> _Work to complete_
Please gather every line in the items that contains the string "vout", and note that case counts.
##### Records to use #####
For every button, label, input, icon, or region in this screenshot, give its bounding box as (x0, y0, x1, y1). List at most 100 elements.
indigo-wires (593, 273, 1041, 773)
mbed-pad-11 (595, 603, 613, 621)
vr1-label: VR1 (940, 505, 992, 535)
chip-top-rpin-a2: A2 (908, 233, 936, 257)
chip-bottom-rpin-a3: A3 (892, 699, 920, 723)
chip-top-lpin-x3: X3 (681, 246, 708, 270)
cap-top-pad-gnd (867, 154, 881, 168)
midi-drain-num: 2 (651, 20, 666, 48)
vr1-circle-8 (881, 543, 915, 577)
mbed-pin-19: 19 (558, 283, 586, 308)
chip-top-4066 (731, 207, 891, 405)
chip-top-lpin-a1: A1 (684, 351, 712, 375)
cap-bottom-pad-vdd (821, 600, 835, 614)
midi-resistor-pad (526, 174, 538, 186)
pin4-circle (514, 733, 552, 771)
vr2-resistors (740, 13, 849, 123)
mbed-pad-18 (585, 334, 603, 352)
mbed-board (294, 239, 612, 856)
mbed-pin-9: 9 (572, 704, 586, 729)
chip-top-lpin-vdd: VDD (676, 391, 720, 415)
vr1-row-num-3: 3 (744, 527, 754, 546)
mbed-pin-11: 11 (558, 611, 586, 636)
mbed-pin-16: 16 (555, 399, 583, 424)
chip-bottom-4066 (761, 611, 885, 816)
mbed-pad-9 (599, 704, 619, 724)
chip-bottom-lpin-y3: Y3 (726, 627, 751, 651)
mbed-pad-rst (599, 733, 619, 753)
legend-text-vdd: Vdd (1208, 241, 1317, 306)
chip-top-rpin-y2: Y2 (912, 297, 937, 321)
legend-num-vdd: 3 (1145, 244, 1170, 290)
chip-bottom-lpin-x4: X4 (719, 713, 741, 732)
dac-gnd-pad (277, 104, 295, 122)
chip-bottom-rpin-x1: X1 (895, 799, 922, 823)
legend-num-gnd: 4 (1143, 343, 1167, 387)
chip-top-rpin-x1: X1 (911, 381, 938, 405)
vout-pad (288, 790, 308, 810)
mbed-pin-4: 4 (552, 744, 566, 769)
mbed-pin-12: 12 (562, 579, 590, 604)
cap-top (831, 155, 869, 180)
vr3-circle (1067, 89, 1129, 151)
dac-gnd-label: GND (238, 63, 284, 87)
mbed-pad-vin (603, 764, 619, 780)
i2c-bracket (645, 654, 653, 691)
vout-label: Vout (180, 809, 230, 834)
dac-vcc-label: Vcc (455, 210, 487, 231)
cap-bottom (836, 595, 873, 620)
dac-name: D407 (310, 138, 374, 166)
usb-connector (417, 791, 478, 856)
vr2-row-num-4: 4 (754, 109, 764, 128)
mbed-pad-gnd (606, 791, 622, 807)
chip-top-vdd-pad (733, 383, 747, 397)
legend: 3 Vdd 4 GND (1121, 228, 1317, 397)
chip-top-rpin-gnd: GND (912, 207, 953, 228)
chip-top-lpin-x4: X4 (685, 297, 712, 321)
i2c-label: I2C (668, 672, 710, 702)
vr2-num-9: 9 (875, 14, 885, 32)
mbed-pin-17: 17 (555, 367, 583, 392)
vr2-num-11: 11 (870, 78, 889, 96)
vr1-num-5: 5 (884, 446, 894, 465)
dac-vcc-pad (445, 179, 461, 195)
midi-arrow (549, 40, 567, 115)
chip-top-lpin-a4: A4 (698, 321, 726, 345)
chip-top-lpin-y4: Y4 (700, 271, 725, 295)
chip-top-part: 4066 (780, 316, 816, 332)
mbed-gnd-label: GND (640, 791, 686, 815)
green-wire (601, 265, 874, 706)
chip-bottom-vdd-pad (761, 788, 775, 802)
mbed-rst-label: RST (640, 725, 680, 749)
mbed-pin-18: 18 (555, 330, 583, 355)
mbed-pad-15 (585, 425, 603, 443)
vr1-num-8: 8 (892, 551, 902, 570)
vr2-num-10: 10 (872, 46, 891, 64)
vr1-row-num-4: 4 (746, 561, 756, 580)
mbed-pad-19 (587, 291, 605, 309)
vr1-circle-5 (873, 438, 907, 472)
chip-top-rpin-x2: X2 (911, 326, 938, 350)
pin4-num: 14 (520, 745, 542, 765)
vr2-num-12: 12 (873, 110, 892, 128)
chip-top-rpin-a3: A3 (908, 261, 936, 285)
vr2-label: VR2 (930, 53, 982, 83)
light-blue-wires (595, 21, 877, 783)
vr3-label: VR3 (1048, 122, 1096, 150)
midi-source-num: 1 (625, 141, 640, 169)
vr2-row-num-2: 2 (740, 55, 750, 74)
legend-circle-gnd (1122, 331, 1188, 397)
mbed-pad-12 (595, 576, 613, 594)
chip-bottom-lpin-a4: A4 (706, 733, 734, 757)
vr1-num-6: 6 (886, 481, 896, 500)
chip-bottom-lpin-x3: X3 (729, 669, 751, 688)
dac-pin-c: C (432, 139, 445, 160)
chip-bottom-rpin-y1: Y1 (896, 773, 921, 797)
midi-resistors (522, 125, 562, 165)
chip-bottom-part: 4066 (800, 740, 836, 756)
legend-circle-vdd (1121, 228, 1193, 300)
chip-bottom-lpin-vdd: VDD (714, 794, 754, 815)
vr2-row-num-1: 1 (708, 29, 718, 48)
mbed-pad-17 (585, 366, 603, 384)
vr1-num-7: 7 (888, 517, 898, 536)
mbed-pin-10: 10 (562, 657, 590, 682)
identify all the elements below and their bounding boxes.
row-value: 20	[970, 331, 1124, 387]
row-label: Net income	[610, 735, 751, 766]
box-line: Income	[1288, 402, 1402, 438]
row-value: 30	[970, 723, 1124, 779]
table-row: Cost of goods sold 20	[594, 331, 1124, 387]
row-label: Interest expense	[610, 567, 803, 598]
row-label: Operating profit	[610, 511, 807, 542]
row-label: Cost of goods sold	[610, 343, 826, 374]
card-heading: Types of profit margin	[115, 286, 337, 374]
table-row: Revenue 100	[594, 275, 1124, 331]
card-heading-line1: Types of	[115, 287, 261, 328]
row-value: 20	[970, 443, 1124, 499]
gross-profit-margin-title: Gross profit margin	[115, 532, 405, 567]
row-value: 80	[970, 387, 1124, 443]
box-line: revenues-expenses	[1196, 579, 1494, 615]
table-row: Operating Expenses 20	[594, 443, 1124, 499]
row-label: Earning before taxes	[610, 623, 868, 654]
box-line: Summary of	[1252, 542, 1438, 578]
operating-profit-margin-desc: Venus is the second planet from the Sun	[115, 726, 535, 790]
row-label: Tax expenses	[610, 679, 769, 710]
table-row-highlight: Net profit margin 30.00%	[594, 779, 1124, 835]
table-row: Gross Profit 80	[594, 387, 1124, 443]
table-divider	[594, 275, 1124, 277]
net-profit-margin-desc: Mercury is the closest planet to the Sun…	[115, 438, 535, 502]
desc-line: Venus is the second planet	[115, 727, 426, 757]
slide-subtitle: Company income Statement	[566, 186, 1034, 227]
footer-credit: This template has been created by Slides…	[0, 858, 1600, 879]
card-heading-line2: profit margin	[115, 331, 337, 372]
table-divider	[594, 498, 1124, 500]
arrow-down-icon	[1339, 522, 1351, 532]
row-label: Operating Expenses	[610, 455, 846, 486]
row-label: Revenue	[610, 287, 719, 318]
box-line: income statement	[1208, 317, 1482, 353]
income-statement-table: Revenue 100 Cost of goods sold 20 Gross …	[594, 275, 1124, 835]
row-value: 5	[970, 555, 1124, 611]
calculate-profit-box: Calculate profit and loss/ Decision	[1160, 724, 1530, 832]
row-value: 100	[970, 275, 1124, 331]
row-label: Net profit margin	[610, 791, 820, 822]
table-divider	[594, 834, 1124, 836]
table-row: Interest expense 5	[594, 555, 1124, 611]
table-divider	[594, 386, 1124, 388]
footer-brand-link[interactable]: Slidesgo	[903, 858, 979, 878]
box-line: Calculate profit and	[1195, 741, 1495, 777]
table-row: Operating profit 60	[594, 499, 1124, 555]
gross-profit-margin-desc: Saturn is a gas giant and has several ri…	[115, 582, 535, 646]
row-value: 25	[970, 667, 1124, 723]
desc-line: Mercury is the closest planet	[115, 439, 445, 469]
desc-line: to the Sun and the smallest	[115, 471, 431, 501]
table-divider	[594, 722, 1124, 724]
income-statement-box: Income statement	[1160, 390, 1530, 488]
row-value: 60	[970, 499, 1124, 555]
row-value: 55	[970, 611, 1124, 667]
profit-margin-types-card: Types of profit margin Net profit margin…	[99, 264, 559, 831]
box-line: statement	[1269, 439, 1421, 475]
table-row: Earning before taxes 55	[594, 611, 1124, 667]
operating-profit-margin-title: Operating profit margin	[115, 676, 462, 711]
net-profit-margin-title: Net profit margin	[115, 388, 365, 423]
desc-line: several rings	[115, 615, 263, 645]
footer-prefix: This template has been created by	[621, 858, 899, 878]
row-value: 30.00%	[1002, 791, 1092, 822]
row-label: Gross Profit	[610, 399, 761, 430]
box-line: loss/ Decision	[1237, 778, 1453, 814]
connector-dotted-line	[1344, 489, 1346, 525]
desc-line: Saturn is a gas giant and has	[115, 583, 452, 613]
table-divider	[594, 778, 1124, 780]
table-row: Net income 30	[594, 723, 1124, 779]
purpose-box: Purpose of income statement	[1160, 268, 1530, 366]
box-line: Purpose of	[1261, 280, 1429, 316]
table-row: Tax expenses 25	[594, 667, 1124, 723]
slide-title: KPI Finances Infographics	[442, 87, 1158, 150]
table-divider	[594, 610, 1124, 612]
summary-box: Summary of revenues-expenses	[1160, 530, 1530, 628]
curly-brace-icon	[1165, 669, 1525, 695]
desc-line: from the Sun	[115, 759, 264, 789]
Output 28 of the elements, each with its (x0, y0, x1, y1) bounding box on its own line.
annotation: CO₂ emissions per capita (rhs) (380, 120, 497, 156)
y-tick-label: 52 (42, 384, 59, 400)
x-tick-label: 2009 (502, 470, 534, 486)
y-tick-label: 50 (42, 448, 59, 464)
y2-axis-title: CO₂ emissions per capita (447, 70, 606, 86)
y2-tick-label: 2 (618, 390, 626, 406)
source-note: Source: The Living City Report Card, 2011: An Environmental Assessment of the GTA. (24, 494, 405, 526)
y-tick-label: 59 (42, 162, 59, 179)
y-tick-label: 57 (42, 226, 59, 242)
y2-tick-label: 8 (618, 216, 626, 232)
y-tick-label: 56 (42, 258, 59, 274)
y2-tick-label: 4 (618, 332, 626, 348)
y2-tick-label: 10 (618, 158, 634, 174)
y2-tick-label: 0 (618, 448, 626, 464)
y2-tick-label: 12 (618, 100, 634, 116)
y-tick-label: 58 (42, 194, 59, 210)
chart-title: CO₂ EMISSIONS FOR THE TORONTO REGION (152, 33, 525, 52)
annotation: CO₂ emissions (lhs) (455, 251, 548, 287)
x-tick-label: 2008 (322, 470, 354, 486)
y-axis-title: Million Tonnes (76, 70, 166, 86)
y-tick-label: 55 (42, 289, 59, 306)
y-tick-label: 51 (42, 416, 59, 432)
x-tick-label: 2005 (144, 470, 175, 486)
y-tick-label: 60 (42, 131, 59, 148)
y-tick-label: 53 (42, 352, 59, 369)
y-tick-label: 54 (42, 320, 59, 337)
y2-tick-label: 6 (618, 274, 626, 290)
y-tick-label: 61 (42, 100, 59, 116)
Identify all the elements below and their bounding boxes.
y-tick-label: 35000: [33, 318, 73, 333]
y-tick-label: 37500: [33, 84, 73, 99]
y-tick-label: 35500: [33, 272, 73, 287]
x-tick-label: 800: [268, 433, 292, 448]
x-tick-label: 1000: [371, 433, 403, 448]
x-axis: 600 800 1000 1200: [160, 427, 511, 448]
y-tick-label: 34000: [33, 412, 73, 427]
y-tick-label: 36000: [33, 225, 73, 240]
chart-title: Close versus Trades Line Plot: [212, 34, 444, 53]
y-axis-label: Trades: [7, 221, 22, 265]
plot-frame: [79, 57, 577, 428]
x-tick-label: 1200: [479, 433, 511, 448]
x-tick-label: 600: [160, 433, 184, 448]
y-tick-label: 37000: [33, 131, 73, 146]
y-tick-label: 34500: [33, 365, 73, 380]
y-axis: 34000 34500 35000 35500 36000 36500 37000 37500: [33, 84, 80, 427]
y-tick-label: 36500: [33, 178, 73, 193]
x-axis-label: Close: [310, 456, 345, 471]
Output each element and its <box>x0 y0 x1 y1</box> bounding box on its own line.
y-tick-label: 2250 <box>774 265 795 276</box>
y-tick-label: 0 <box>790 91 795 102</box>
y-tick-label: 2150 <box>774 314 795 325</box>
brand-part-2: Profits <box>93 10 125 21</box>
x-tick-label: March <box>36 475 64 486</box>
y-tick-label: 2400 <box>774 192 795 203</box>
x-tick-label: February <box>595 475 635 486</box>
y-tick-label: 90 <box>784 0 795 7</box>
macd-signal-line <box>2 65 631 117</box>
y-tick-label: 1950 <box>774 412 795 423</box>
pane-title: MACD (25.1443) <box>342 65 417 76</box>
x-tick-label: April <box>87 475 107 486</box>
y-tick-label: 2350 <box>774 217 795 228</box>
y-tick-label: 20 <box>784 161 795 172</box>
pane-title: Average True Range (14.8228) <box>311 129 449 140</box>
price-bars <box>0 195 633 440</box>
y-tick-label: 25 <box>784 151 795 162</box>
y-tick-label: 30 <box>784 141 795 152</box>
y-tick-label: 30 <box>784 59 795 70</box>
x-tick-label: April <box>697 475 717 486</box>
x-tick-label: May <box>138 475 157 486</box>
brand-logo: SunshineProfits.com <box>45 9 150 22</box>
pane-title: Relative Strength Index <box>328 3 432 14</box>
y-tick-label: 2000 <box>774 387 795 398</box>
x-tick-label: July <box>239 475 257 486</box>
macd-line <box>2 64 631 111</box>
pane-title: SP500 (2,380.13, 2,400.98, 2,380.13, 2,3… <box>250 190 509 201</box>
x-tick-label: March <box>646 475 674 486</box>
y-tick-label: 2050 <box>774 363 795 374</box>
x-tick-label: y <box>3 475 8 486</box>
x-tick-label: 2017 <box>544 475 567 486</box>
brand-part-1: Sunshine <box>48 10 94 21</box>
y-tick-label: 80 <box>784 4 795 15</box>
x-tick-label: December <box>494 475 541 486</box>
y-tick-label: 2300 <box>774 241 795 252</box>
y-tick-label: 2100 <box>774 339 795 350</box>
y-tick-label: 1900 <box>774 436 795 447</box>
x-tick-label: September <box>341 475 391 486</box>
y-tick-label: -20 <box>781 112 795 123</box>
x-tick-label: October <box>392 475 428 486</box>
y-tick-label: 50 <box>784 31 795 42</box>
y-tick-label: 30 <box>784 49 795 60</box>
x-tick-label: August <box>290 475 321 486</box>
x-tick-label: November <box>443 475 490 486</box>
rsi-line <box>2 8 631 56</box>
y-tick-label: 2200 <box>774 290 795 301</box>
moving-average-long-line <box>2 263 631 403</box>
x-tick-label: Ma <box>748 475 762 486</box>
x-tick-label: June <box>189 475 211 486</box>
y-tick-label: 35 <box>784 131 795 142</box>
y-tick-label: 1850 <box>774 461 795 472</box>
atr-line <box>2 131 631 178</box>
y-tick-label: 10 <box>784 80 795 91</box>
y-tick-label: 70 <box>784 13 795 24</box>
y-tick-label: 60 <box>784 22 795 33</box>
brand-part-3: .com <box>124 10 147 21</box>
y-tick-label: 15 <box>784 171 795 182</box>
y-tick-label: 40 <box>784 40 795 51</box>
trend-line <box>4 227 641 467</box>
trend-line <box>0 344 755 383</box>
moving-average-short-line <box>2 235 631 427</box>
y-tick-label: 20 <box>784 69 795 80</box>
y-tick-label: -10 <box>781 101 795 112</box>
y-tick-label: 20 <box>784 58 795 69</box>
#####
> _Written answer_
vout-pad (288, 790, 308, 810)
vout-label: Vout (180, 809, 230, 834)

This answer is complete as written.